======== DATA LINES ========

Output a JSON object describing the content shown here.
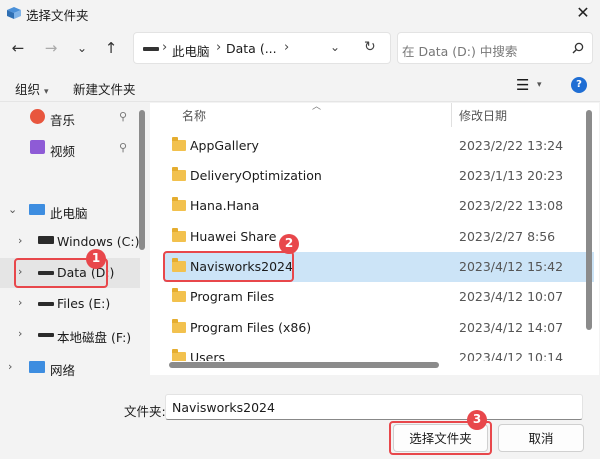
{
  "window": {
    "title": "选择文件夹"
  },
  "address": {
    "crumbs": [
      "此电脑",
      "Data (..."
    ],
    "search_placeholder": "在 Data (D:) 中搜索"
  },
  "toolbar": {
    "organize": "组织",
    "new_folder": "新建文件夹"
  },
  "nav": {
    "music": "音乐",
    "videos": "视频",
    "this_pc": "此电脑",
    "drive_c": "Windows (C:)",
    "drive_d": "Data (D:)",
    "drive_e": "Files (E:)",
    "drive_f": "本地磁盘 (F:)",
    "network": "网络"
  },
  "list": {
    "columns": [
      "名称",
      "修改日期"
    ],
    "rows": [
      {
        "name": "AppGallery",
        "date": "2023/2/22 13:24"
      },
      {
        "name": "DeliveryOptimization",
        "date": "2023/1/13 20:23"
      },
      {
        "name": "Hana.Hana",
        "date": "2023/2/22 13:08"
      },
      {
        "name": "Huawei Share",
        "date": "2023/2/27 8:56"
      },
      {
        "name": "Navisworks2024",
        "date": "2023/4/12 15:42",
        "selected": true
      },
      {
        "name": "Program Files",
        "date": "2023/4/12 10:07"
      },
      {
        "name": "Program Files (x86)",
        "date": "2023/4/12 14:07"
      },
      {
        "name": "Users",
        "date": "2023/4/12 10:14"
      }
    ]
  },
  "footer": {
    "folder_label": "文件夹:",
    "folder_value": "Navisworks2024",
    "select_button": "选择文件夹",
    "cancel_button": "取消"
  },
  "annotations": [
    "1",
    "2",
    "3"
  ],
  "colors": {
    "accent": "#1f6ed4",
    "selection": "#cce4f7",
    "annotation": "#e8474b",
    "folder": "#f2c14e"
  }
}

========
======== DATA LINES ========

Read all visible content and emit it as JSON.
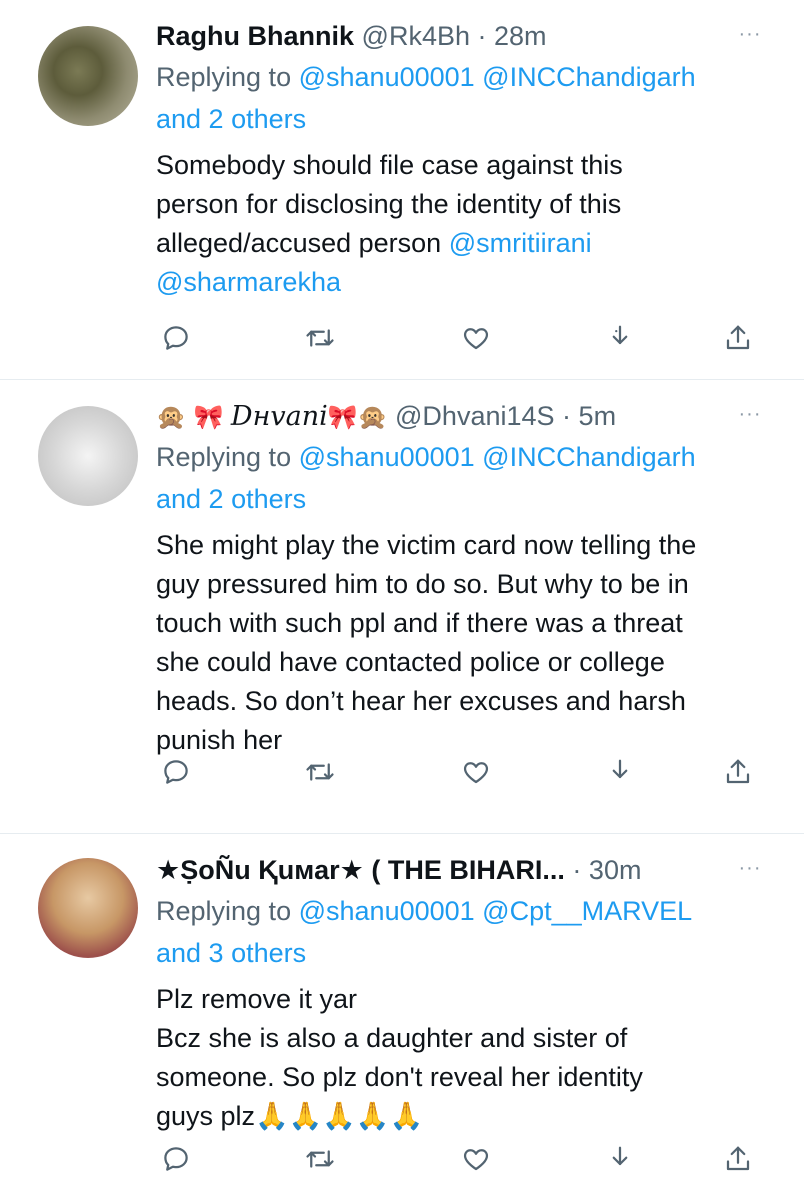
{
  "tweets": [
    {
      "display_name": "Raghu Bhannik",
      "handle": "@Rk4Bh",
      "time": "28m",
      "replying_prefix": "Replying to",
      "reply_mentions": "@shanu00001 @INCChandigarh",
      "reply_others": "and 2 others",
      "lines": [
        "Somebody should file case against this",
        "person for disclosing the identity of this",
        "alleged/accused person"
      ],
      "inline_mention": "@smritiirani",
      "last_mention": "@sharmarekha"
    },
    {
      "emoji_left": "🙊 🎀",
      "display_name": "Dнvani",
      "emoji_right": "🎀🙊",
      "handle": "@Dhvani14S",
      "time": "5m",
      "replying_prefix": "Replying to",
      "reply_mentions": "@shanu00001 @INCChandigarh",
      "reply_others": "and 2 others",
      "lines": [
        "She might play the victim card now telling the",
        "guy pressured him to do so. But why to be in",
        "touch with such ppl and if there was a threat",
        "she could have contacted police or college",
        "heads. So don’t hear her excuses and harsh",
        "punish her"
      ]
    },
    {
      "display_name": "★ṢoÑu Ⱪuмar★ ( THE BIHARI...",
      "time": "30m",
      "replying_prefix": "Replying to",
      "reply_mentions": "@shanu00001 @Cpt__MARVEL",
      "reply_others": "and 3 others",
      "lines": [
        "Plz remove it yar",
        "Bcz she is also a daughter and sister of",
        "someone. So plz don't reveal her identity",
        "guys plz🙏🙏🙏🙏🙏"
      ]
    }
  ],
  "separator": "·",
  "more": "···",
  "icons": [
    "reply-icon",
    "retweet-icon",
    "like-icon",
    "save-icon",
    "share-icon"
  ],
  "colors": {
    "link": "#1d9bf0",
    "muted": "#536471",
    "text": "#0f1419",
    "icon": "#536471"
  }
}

========

Scan the records above and report how many lines include the word "person", without any other text.

2